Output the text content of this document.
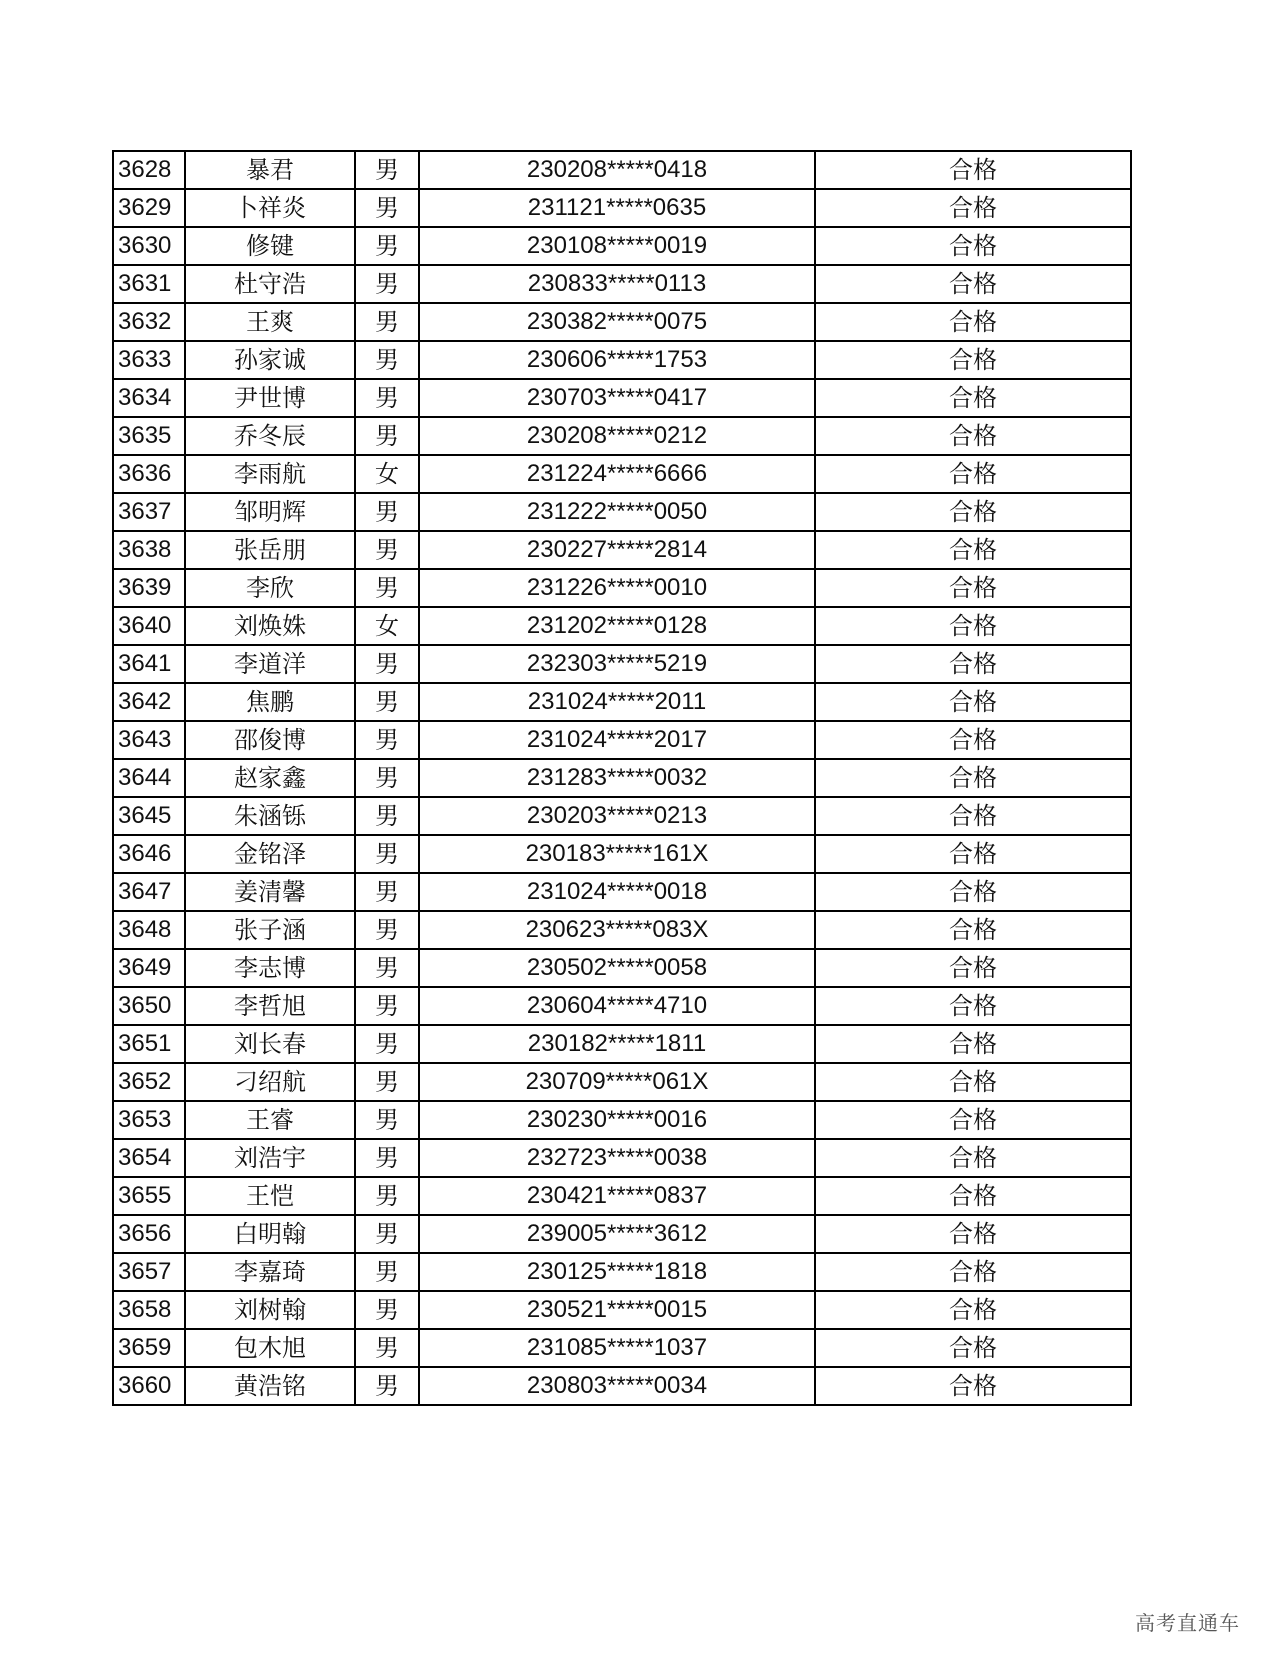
3628	暴君	男	230208*****0418	合格
3629	卜祥炎	男	231121*****0635	合格
3630	修键	男	230108*****0019	合格
3631	杜守浩	男	230833*****0113	合格
3632	王爽	男	230382*****0075	合格
3633	孙家诚	男	230606*****1753	合格
3634	尹世博	男	230703*****0417	合格
3635	乔冬辰	男	230208*****0212	合格
3636	李雨航	女	231224*****6666	合格
3637	邹明辉	男	231222*****0050	合格
3638	张岳朋	男	230227*****2814	合格
3639	李欣	男	231226*****0010	合格
3640	刘焕姝	女	231202*****0128	合格
3641	李道洋	男	232303*****5219	合格
3642	焦鹏	男	231024*****2011	合格
3643	邵俊博	男	231024*****2017	合格
3644	赵家鑫	男	231283*****0032	合格
3645	朱涵铄	男	230203*****0213	合格
3646	金铭泽	男	230183*****161X	合格
3647	姜清馨	男	231024*****0018	合格
3648	张子涵	男	230623*****083X	合格
3649	李志博	男	230502*****0058	合格
3650	李哲旭	男	230604*****4710	合格
3651	刘长春	男	230182*****1811	合格
3652	刁绍航	男	230709*****061X	合格
3653	王睿	男	230230*****0016	合格
3654	刘浩宇	男	232723*****0038	合格
3655	王恺	男	230421*****0837	合格
3656	白明翰	男	239005*****3612	合格
3657	李嘉琦	男	230125*****1818	合格
3658	刘树翰	男	230521*****0015	合格
3659	包木旭	男	231085*****1037	合格
3660	黄浩铭	男	230803*****0034	合格
高考直通车
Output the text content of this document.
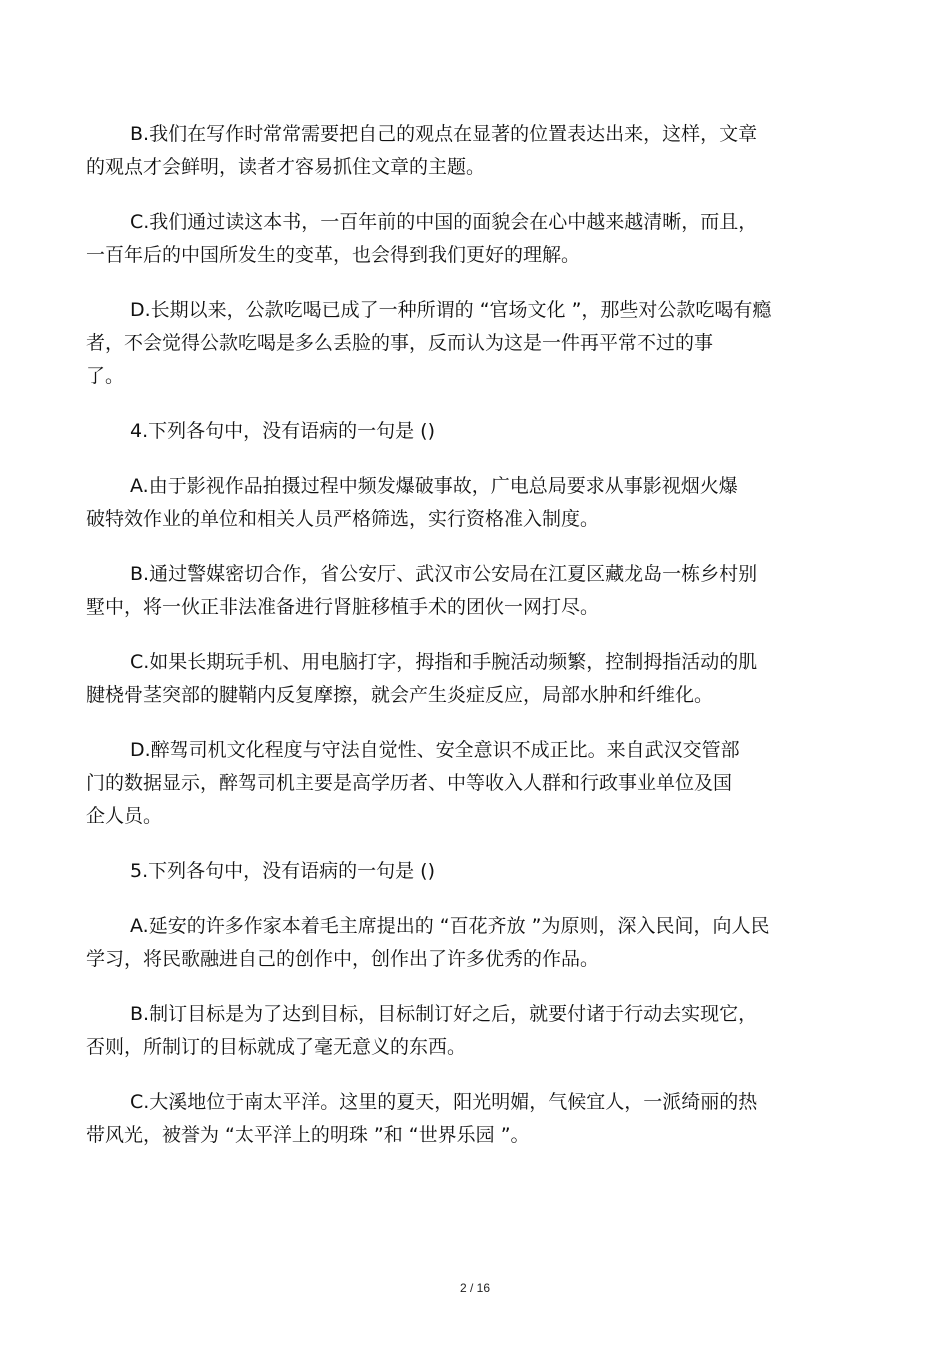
B.我们在写作时常常需要把自己的观点在显著的位置表达出来，这样，文章
的观点才会鲜明，读者才容易抓住文章的主题。
C.我们通过读这本书，一百年前的中国的面貌会在心中越来越清晰，而且，
一百年后的中国所发生的变革，也会得到我们更好的理解。
D.长期以来，公款吃喝已成了一种所谓的 “官场文化 ”，那些对公款吃喝有瘾
者，不会觉得公款吃喝是多么丢脸的事，反而认为这是一件再平常不过的事
了。
4.下列各句中，没有语病的一句是 ()
A.由于影视作品拍摄过程中频发爆破事故，广电总局要求从事影视烟火爆
破特效作业的单位和相关人员严格筛选，实行资格准入制度。
B.通过警媒密切合作，省公安厅、武汉市公安局在江夏区藏龙岛一栋乡村别
墅中，将一伙正非法准备进行肾脏移植手术的团伙一网打尽。
C.如果长期玩手机、用电脑打字，拇指和手腕活动频繁，控制拇指活动的肌
腱桡骨茎突部的腱鞘内反复摩擦，就会产生炎症反应，局部水肿和纤维化。
D.醉驾司机文化程度与守法自觉性、安全意识不成正比。来自武汉交管部
门的数据显示，醉驾司机主要是高学历者、中等收入人群和行政事业单位及国
企人员。
5.下列各句中，没有语病的一句是 ()
A.延安的许多作家本着毛主席提出的 “百花齐放 ”为原则，深入民间，向人民
学习，将民歌融进自己的创作中，创作出了许多优秀的作品。
B.制订目标是为了达到目标，目标制订好之后，就要付诸于行动去实现它，
否则，所制订的目标就成了毫无意义的东西。
C.大溪地位于南太平洋。这里的夏天，阳光明媚，气候宜人，一派绮丽的热
带风光，被誉为 “太平洋上的明珠 ”和 “世界乐园 ”。
2 / 16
○ ○ ○ ○
◆ **What is expected**
Write the full listing out again with every line unchanged, but include no pictures.

◆ **Task result**
Output the text content of this document.
3628	暴君	男	230208*****0418	合格
3629	卜祥炎	男	231121*****0635	合格
3630	修键	男	230108*****0019	合格
3631	杜守浩	男	230833*****0113	合格
3632	王爽	男	230382*****0075	合格
3633	孙家诚	男	230606*****1753	合格
3634	尹世博	男	230703*****0417	合格
3635	乔冬辰	男	230208*****0212	合格
3636	李雨航	女	231224*****6666	合格
3637	邹明辉	男	231222*****0050	合格
3638	张岳朋	男	230227*****2814	合格
3639	李欣	男	231226*****0010	合格
3640	刘焕姝	女	231202*****0128	合格
3641	李道洋	男	232303*****5219	合格
3642	焦鹏	男	231024*****2011	合格
3643	邵俊博	男	231024*****2017	合格
3644	赵家鑫	男	231283*****0032	合格
3645	朱涵铄	男	230203*****0213	合格
3646	金铭泽	男	230183*****161X	合格
3647	姜清馨	男	231024*****0018	合格
3648	张子涵	男	230623*****083X	合格
3649	李志博	男	230502*****0058	合格
3650	李哲旭	男	230604*****4710	合格
3651	刘长春	男	230182*****1811	合格
3652	刁绍航	男	230709*****061X	合格
3653	王睿	男	230230*****0016	合格
3654	刘浩宇	男	232723*****0038	合格
3655	王恺	男	230421*****0837	合格
3656	白明翰	男	239005*****3612	合格
3657	李嘉琦	男	230125*****1818	合格
3658	刘树翰	男	230521*****0015	合格
3659	包木旭	男	231085*****1037	合格
3660	黄浩铭	男	230803*****0034	合格
高考直通车
Output the text content of this document.
B.我们在写作时常常需要把自己的观点在显著的位置表达出来，这样，文章
的观点才会鲜明，读者才容易抓住文章的主题。
C.我们通过读这本书，一百年前的中国的面貌会在心中越来越清晰，而且，
一百年后的中国所发生的变革，也会得到我们更好的理解。
D.长期以来，公款吃喝已成了一种所谓的 “官场文化 ”，那些对公款吃喝有瘾
者，不会觉得公款吃喝是多么丢脸的事，反而认为这是一件再平常不过的事
了。
4.下列各句中，没有语病的一句是 ()
A.由于影视作品拍摄过程中频发爆破事故，广电总局要求从事影视烟火爆
破特效作业的单位和相关人员严格筛选，实行资格准入制度。
B.通过警媒密切合作，省公安厅、武汉市公安局在江夏区藏龙岛一栋乡村别
墅中，将一伙正非法准备进行肾脏移植手术的团伙一网打尽。
C.如果长期玩手机、用电脑打字，拇指和手腕活动频繁，控制拇指活动的肌
腱桡骨茎突部的腱鞘内反复摩擦，就会产生炎症反应，局部水肿和纤维化。
D.醉驾司机文化程度与守法自觉性、安全意识不成正比。来自武汉交管部
门的数据显示，醉驾司机主要是高学历者、中等收入人群和行政事业单位及国
企人员。
5.下列各句中，没有语病的一句是 ()
A.延安的许多作家本着毛主席提出的 “百花齐放 ”为原则，深入民间，向人民
学习，将民歌融进自己的创作中，创作出了许多优秀的作品。
B.制订目标是为了达到目标，目标制订好之后，就要付诸于行动去实现它，
否则，所制订的目标就成了毫无意义的东西。
C.大溪地位于南太平洋。这里的夏天，阳光明媚，气候宜人，一派绮丽的热
带风光，被誉为 “太平洋上的明珠 ”和 “世界乐园 ”。
2 / 16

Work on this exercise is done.